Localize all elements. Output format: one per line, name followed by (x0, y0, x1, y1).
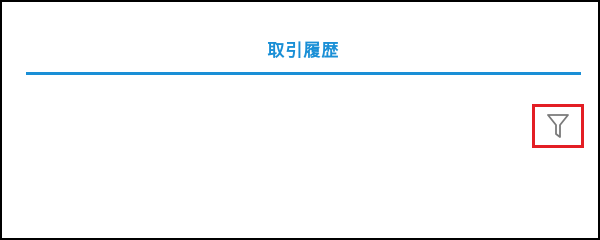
filter-icon (547, 114, 569, 138)
screen-frame: 取引履歴 (0, 0, 600, 240)
tab-label: 取引履歴 (267, 40, 340, 61)
filter-button[interactable] (538, 110, 578, 142)
active-tab-indicator (26, 72, 581, 75)
tab-transaction-history[interactable]: 取引履歴 (26, 32, 581, 72)
highlight-box (532, 104, 584, 148)
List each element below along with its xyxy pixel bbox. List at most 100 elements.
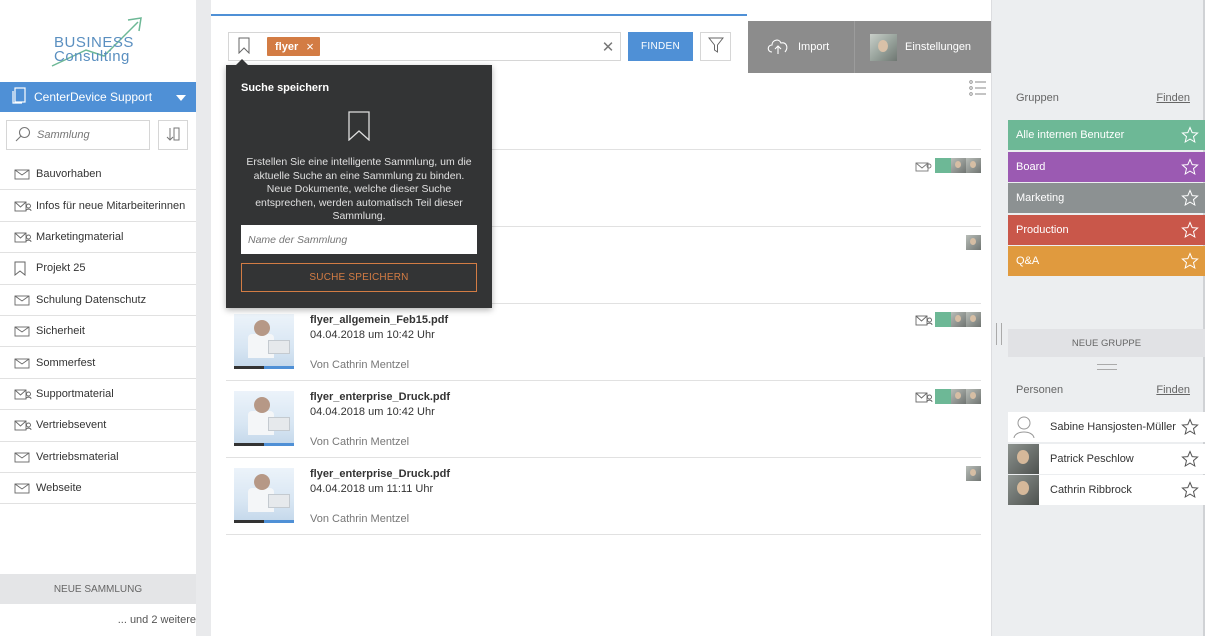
list-view-icon (969, 79, 987, 99)
star-icon[interactable] (1181, 189, 1199, 210)
sidebar-item[interactable]: Bauvorhaben (0, 159, 196, 191)
avatar (1008, 443, 1039, 474)
popover-title: Suche speichern (241, 82, 330, 94)
sidebar-item[interactable]: Infos für neue Mitarbeiterinnen (0, 190, 196, 222)
document-name[interactable]: flyer_allgemein_Feb15.pdf (310, 314, 448, 326)
group-label: Alle internen Benutzer (1016, 129, 1125, 141)
shared-envelope-icon (14, 199, 32, 213)
sidebar-item[interactable]: Schulung Datenschutz (0, 285, 196, 316)
main-content: flyer × ✕ FINDEN Import Einstellungen fl… (211, 0, 991, 636)
person-name: Patrick Peschlow (1050, 452, 1134, 465)
sidebar-item[interactable]: Vertriebsmaterial (0, 442, 196, 473)
sidebar-item[interactable]: Webseite (0, 473, 196, 505)
star-icon[interactable] (1181, 418, 1199, 439)
document-row[interactable]: flyer_enterprise_Druck.pdf 04.04.2018 um … (226, 458, 981, 535)
settings-label: Einstellungen (905, 41, 972, 53)
persons-find-link[interactable]: Finden (1156, 384, 1190, 396)
sort-button[interactable] (158, 120, 188, 150)
import-button[interactable]: Import (748, 21, 854, 73)
group-label: Board (1016, 160, 1046, 173)
chevron-down-icon (176, 95, 186, 101)
shared-envelope-icon (14, 230, 32, 244)
groups-find-link[interactable]: Finden (1156, 92, 1190, 104)
search-icon (15, 126, 31, 145)
document-thumbnail (234, 314, 294, 369)
save-search-submit-button[interactable]: SUCHE SPEICHERN (241, 263, 477, 292)
document-row[interactable]: flyer_allgemein_Feb15.pdf 04.04.2018 um 1… (226, 304, 981, 381)
find-button[interactable]: FINDEN (628, 32, 693, 61)
person-item[interactable]: Cathrin Ribbrock (1008, 475, 1205, 505)
document-date: 04.04.2018 um 10:42 Uhr (310, 406, 435, 418)
share-indicators (915, 312, 981, 327)
space-selector[interactable]: CenterDevice Support (0, 82, 196, 112)
group-color-chip (935, 312, 951, 327)
new-group-button[interactable]: NEUE GRUPPE (1008, 329, 1205, 357)
user-avatar (966, 235, 981, 250)
collections-sidebar: BUSINESS Consulting CenterDevice Support (0, 0, 196, 636)
envelope-icon (14, 450, 32, 464)
resize-handle[interactable] (996, 323, 1002, 345)
search-bar[interactable]: flyer × ✕ (228, 32, 621, 61)
shared-envelope-icon (915, 314, 933, 326)
collection-search-input[interactable] (37, 129, 137, 141)
sidebar-item[interactable]: Projekt 25 (0, 253, 196, 285)
star-icon[interactable] (1181, 126, 1199, 147)
search-tag[interactable]: flyer × (267, 37, 320, 56)
sidebar-item[interactable]: Sommerfest (0, 347, 196, 379)
document-row[interactable]: flyer_enterprise_Druck.pdf 04.04.2018 um … (226, 381, 981, 458)
sidebar-item[interactable]: Sicherheit (0, 316, 196, 348)
sidebar-item-label: Supportmaterial (36, 387, 114, 400)
sidebar-item[interactable]: Supportmaterial (0, 379, 196, 411)
user-outline-icon (1008, 412, 1039, 442)
sidebar-item-label: Vertriebsmaterial (36, 450, 119, 463)
user-avatar (966, 312, 981, 327)
sidebar-item-label: Vertriebsevent (36, 419, 107, 432)
list-view-button[interactable] (967, 78, 989, 100)
document-author: Von Cathrin Mentzel (310, 436, 410, 448)
clear-search-icon[interactable]: ✕ (600, 39, 616, 56)
sharing-sidebar: Gruppen Finden Alle internen Benutzer Boa… (991, 0, 1205, 636)
person-item[interactable]: Patrick Peschlow (1008, 443, 1205, 474)
share-indicators (966, 235, 981, 250)
collection-name-input[interactable] (241, 225, 477, 254)
documents-icon (12, 87, 26, 107)
star-icon[interactable] (1181, 252, 1199, 273)
document-name[interactable]: flyer_enterprise_Druck.pdf (310, 468, 450, 480)
settings-button[interactable]: Einstellungen (854, 21, 991, 73)
collection-search[interactable] (6, 120, 150, 150)
document-date: 04.04.2018 um 11:11 Uhr (310, 483, 434, 495)
collection-list: Bauvorhaben Infos für neue Mitarbeiterinn… (0, 159, 196, 505)
user-avatar (966, 466, 981, 481)
sort-icon (165, 126, 181, 145)
group-item[interactable]: Marketing (1008, 183, 1205, 213)
company-logo: BUSINESS Consulting (46, 16, 150, 72)
person-item[interactable]: Sabine Hansjosten-Müller (1008, 412, 1205, 442)
sidebar-item[interactable]: Marketingmaterial (0, 222, 196, 254)
save-search-button[interactable] (229, 33, 258, 60)
star-icon[interactable] (1181, 449, 1199, 471)
filter-button[interactable] (700, 32, 731, 61)
resize-handle[interactable] (1097, 364, 1117, 370)
sidebar-item-label: Schulung Datenschutz (36, 293, 147, 306)
sidebar-item[interactable]: Vertriebsevent (0, 410, 196, 442)
person-name: Cathrin Ribbrock (1050, 484, 1132, 496)
user-avatar (966, 389, 981, 404)
group-item[interactable]: Alle internen Benutzer (1008, 120, 1205, 150)
remove-tag-icon[interactable]: × (306, 40, 314, 53)
user-avatar (951, 158, 966, 173)
star-icon[interactable] (1181, 157, 1199, 179)
sidebar-item-label: Webseite (36, 482, 82, 495)
group-item[interactable]: Board (1008, 151, 1205, 182)
sidebar-item-label: Bauvorhaben (36, 168, 102, 181)
share-indicators (915, 389, 981, 404)
group-item[interactable]: Production (1008, 214, 1205, 245)
group-item[interactable]: Q&A (1008, 246, 1205, 276)
groups-heading: Gruppen (1016, 92, 1059, 104)
more-collections-link[interactable]: ... und 2 weitere (0, 614, 196, 626)
star-icon[interactable] (1181, 481, 1199, 502)
sidebar-item-label: Sicherheit (36, 325, 85, 338)
sidebar-item-label: Sommerfest (36, 356, 96, 369)
star-icon[interactable] (1181, 220, 1199, 242)
new-collection-button[interactable]: NEUE SAMMLUNG (0, 574, 196, 604)
document-name[interactable]: flyer_enterprise_Druck.pdf (310, 391, 450, 403)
=-=-=-=-=
Copy the lines verbatim from the first line through the line containing "List each element", including both of those lines, and omit the pictures.

■ RESPONSE BELOW:
Localize all elements. Output format: one per line, name followed by (x0, y0, x1, y1).
filter-icon (547, 114, 569, 138)
screen-frame: 取引履歴 (0, 0, 600, 240)
tab-label: 取引履歴 (267, 40, 340, 61)
filter-button[interactable] (538, 110, 578, 142)
active-tab-indicator (26, 72, 581, 75)
tab-transaction-history[interactable]: 取引履歴 (26, 32, 581, 72)
highlight-box (532, 104, 584, 148)
List each element below along with its xyxy pixel bbox. List at most 100 elements.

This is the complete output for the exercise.